OBJECTIVE:
From the entries that follow, pick out all lines holding "matter".

─── RAW DATA

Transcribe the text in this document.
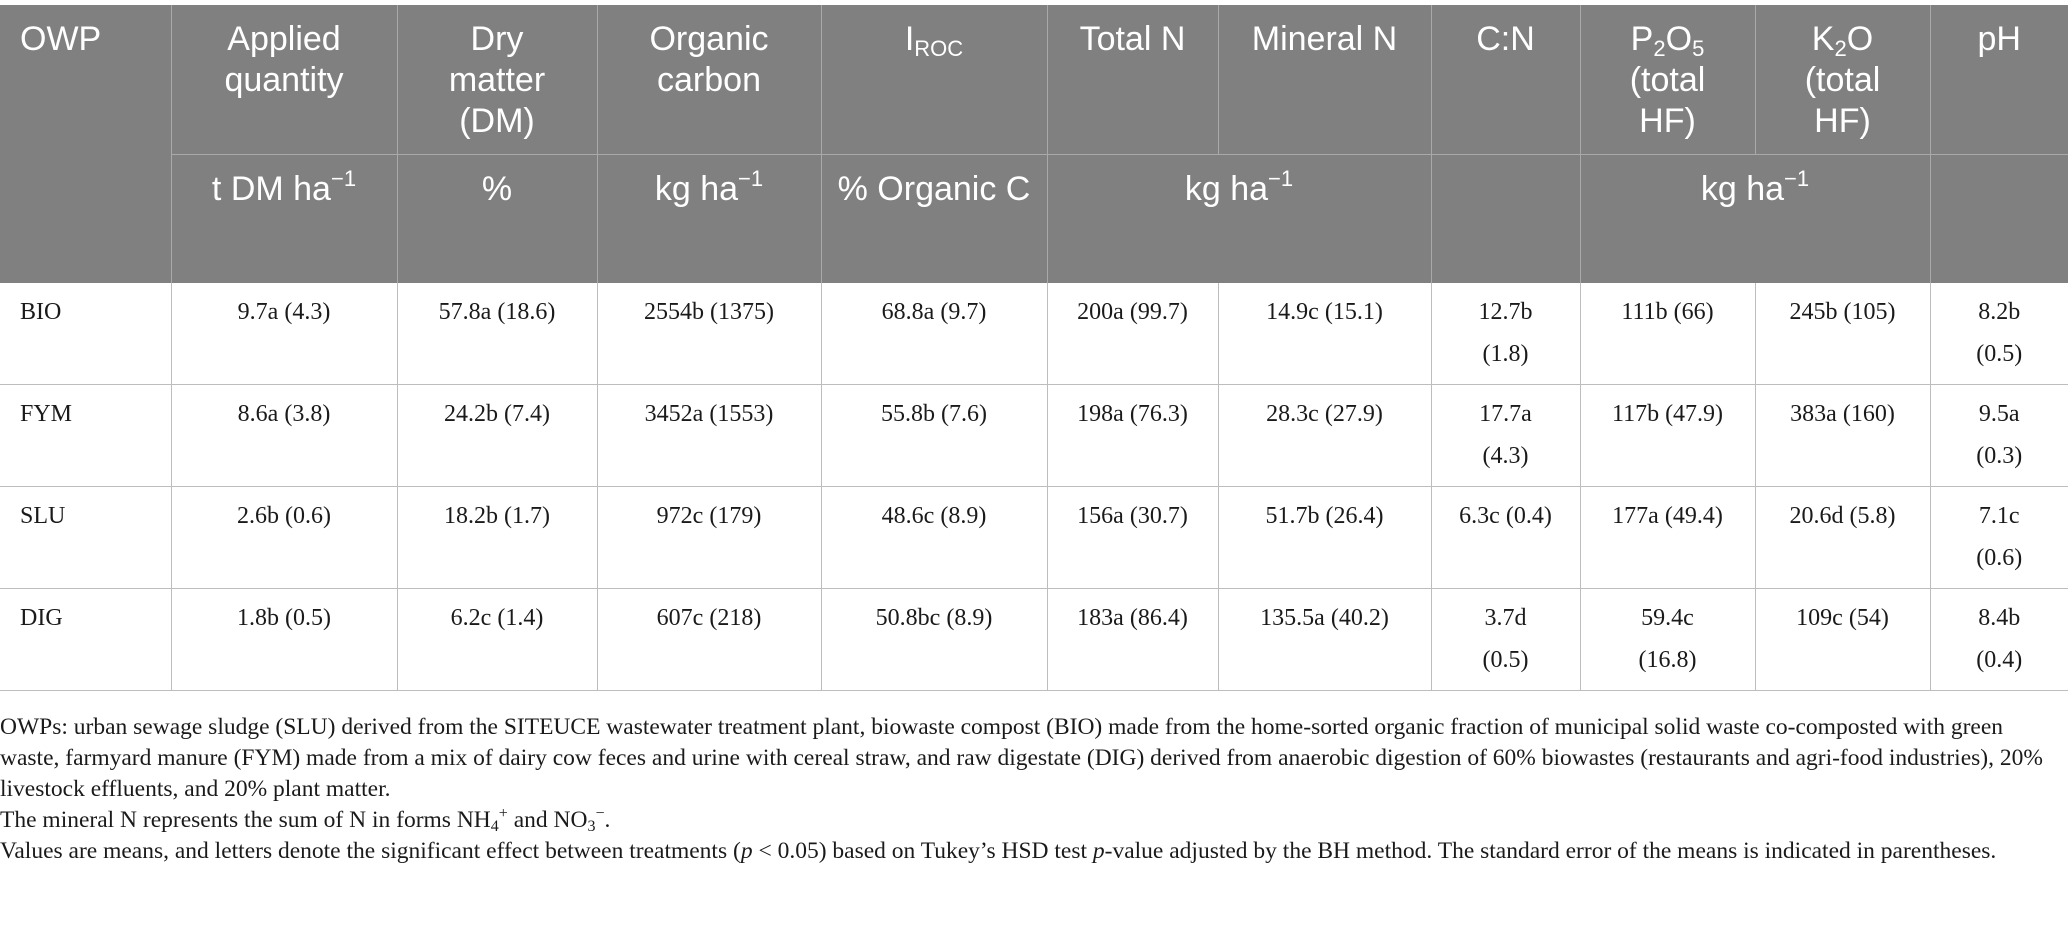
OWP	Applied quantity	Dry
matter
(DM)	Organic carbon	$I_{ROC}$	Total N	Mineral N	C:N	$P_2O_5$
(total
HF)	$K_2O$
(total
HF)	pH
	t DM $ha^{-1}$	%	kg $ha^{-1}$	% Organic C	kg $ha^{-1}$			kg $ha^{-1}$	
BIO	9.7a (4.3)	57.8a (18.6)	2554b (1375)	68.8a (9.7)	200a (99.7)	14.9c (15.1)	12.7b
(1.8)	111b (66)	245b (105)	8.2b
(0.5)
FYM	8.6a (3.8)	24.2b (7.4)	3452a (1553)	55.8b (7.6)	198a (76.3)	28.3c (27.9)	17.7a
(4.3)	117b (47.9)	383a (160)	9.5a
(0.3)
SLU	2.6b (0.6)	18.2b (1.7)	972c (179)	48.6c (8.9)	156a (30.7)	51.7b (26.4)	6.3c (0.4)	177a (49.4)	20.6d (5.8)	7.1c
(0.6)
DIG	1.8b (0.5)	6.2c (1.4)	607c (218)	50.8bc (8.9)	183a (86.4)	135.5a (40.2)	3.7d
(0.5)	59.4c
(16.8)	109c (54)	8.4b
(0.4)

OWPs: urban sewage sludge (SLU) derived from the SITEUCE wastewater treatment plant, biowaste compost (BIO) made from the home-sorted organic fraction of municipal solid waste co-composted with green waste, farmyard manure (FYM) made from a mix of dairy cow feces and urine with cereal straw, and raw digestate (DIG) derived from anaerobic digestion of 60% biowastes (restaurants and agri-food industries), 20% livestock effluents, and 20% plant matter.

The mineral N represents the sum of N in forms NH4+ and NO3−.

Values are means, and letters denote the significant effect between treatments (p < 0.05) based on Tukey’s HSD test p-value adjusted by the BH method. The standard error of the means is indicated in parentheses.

──────
─── RAW DATA

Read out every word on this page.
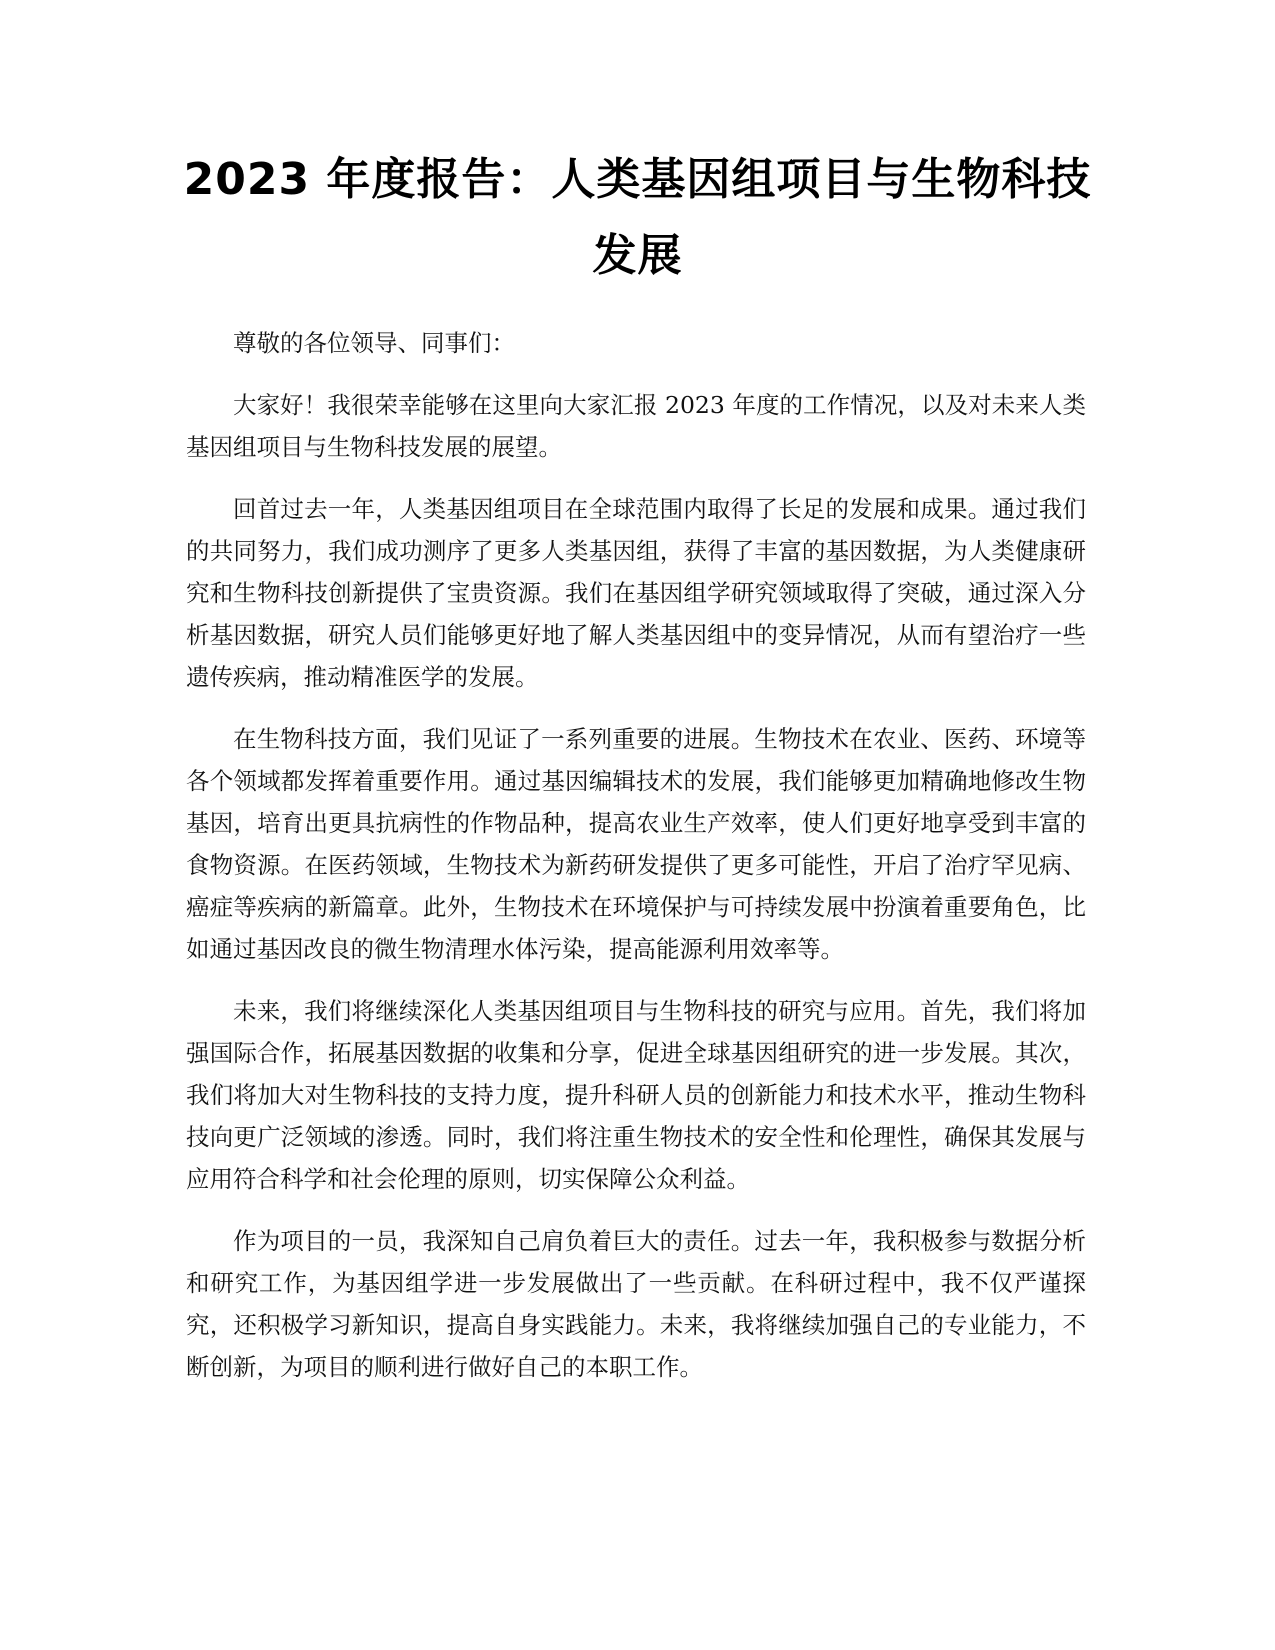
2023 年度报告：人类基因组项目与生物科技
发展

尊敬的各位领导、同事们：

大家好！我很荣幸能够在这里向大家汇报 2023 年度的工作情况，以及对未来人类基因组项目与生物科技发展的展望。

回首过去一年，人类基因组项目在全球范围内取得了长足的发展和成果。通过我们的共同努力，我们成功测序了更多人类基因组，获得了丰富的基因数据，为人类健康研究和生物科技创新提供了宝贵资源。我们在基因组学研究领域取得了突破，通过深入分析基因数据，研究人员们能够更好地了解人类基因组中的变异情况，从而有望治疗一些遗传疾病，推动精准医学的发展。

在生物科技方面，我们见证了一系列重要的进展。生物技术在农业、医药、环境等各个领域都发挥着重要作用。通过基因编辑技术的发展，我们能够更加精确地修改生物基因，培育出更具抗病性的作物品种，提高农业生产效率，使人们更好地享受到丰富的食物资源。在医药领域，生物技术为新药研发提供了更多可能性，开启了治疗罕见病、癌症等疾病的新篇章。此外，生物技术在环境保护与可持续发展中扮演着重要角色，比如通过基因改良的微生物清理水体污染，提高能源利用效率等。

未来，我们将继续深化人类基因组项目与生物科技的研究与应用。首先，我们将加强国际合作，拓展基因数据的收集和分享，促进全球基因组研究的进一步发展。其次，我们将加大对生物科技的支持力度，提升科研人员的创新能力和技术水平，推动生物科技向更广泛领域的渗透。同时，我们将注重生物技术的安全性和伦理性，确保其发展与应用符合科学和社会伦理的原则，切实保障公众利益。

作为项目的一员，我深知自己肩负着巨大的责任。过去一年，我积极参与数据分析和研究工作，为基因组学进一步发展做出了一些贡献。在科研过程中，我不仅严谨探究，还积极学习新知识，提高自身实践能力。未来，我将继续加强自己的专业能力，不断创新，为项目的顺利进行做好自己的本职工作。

──────

ANSWER TO THE TASK:
matter
OWPs: urban sewage sludge (SLU) derived from the SITEUCE wastewater treatment plant, biowaste compost (BIO) made from the home-sorted organic fraction of municipal solid waste co-composted with green waste, farmyard manure (FYM) made from a mix of dairy cow feces and urine with cereal straw, and raw digestate (DIG) derived from anaerobic digestion of 60% biowastes (restaurants and agri-food industries), 20% livestock effluents, and 20% plant matter.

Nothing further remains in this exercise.